Show every line below where "bien" can be found.

### Records for processing

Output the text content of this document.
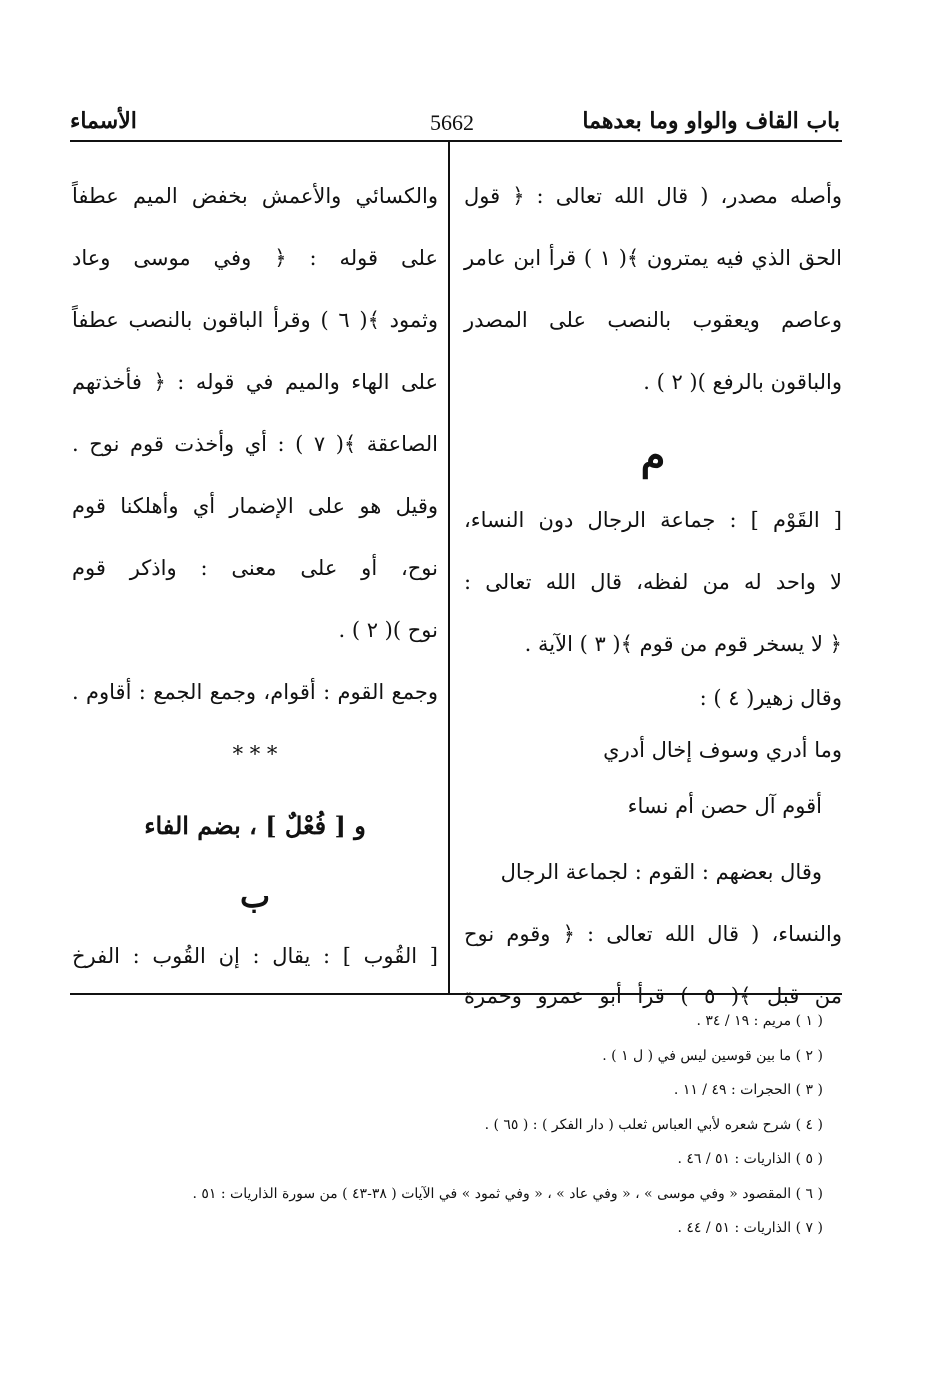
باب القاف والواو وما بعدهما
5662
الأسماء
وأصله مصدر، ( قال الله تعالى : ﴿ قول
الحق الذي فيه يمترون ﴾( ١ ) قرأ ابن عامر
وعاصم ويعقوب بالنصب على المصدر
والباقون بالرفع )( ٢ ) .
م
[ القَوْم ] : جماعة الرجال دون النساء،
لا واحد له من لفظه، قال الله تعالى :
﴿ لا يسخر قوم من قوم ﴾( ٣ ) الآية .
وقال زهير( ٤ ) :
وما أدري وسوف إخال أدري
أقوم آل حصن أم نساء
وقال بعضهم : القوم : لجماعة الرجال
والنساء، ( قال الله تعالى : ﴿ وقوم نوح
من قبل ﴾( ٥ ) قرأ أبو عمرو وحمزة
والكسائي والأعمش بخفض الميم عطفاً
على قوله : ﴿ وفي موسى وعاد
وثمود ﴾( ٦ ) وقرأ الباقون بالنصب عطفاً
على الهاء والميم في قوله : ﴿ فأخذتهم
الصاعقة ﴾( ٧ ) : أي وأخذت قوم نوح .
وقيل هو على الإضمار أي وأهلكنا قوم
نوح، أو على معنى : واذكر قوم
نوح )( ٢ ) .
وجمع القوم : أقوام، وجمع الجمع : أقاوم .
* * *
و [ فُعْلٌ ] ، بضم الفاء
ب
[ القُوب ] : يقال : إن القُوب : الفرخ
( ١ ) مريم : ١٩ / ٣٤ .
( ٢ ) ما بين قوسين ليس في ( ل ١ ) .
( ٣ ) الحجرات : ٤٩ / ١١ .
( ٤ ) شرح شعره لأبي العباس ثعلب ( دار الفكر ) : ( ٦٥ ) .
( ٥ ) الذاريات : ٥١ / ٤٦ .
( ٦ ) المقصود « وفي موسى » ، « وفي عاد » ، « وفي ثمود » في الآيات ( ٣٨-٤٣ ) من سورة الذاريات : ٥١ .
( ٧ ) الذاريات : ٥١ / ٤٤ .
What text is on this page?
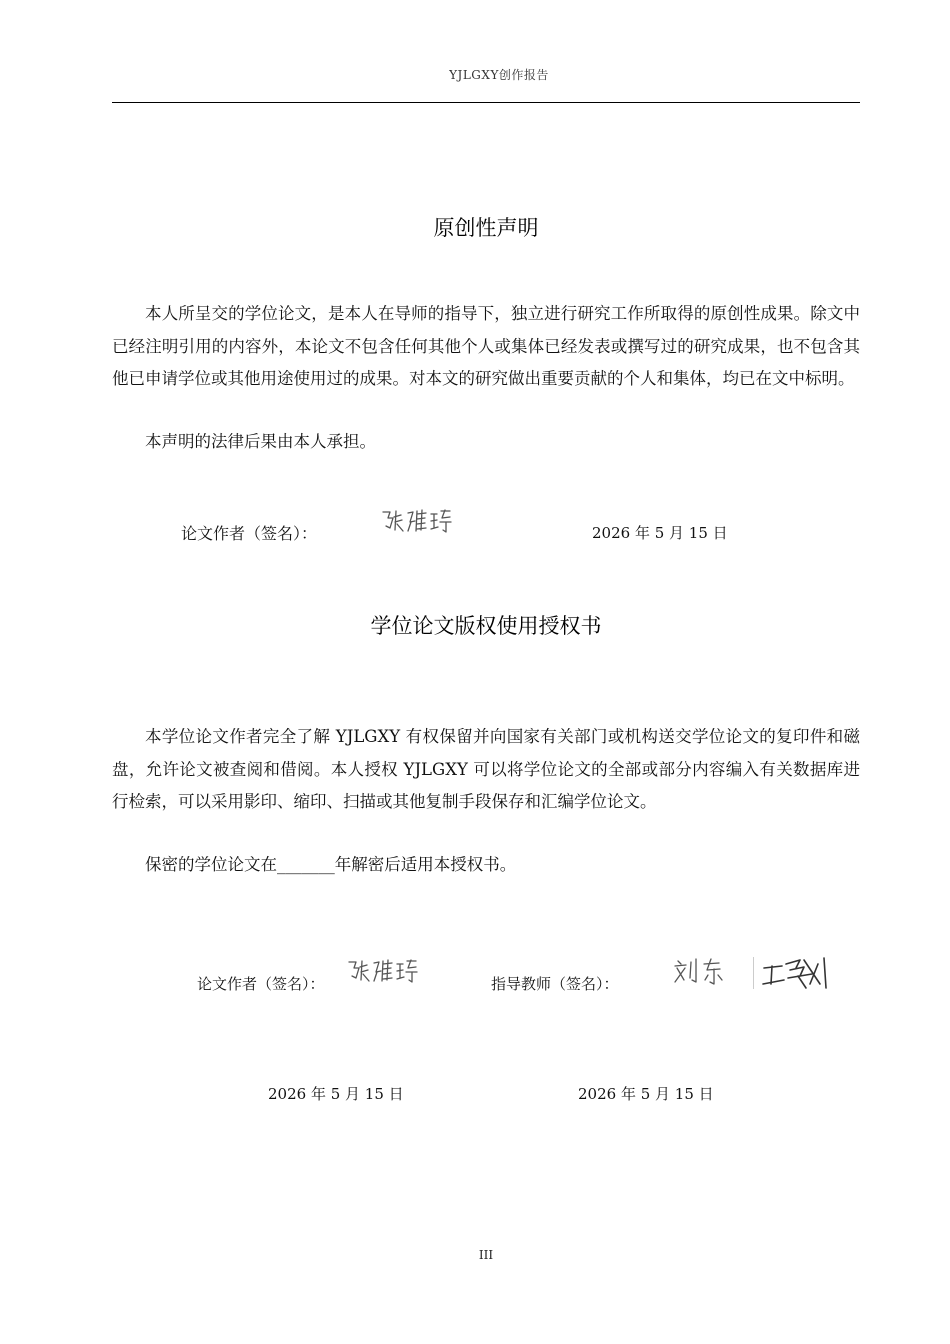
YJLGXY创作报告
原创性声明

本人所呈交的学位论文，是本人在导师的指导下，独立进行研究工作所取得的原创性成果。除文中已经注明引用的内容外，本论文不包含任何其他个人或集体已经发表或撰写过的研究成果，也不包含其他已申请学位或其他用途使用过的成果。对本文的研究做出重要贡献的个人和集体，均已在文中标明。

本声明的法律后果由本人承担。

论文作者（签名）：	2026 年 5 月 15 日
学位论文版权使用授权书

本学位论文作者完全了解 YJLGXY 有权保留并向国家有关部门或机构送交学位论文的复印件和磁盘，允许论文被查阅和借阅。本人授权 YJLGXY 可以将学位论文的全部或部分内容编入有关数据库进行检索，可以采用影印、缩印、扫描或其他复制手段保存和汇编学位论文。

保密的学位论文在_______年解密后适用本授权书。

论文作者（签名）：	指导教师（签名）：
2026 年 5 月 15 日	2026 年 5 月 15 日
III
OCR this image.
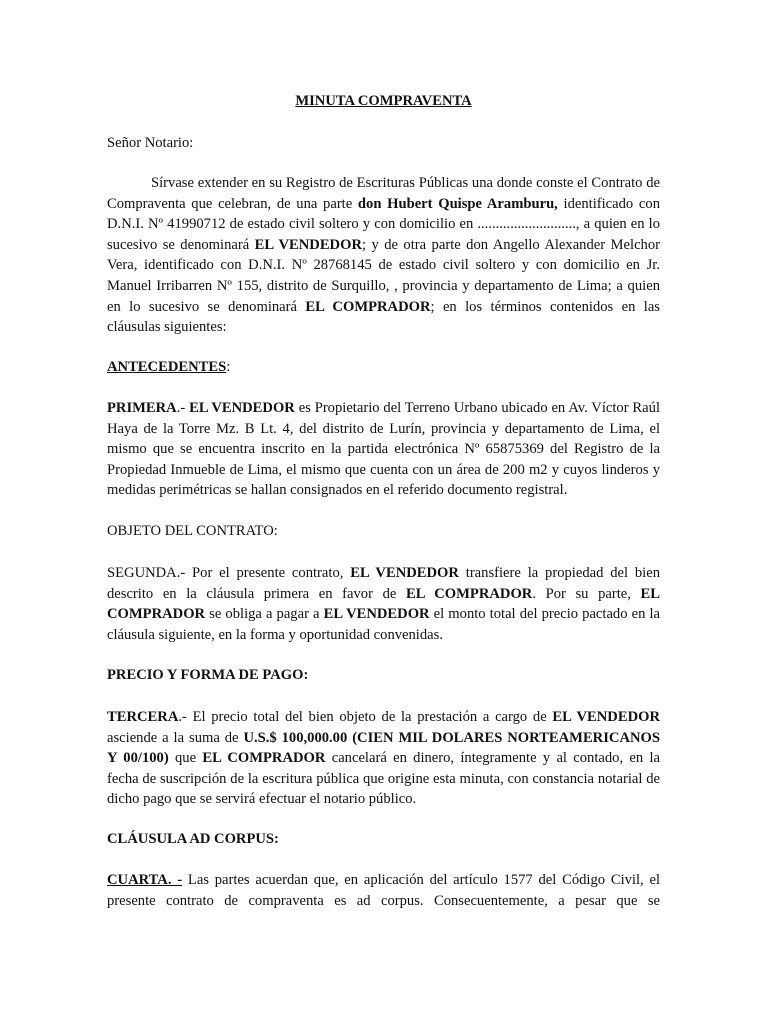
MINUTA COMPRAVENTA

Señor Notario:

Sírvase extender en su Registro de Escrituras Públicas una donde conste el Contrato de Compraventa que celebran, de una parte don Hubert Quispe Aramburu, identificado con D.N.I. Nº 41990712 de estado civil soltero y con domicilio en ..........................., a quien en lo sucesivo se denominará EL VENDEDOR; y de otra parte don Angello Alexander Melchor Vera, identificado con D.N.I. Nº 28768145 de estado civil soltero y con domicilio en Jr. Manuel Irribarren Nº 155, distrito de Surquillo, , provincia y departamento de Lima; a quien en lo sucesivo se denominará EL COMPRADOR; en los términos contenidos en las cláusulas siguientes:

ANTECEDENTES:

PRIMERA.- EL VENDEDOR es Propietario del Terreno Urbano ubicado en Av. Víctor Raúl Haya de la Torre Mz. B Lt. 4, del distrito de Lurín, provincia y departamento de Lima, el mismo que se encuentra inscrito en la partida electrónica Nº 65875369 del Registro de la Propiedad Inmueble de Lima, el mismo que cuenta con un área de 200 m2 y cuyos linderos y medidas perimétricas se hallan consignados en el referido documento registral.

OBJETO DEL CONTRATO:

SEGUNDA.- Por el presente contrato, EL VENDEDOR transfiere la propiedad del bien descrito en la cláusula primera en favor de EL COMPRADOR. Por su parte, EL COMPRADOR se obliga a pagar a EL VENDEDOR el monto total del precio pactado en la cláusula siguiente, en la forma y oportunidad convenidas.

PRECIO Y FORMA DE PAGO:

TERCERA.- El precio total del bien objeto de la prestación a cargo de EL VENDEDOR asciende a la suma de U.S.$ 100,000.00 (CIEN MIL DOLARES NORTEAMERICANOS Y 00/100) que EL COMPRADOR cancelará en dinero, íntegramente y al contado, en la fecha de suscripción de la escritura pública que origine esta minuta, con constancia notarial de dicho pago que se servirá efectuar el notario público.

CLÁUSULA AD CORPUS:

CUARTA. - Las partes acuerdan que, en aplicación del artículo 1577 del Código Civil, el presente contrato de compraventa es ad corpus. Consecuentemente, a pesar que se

######

• _Reply to the task_
SEGUNDA.- Por el presente contrato, EL VENDEDOR transfiere la propiedad del bien descrito en la cláusula primera en favor de EL COMPRADOR. Por su parte, EL COMPRADOR se obliga a pagar a EL VENDEDOR el monto total del precio pactado en la cláusula siguiente, en la forma y oportunidad convenidas.
TERCERA.- El precio total del bien objeto de la prestación a cargo de EL VENDEDOR asciende a la suma de U.S.$ 100,000.00 (CIEN MIL DOLARES NORTEAMERICANOS Y 00/100) que EL COMPRADOR cancelará en dinero, íntegramente y al contado, en la fecha de suscripción de la escritura pública que origine esta minuta, con constancia notarial de dicho pago que se servirá efectuar el notario público.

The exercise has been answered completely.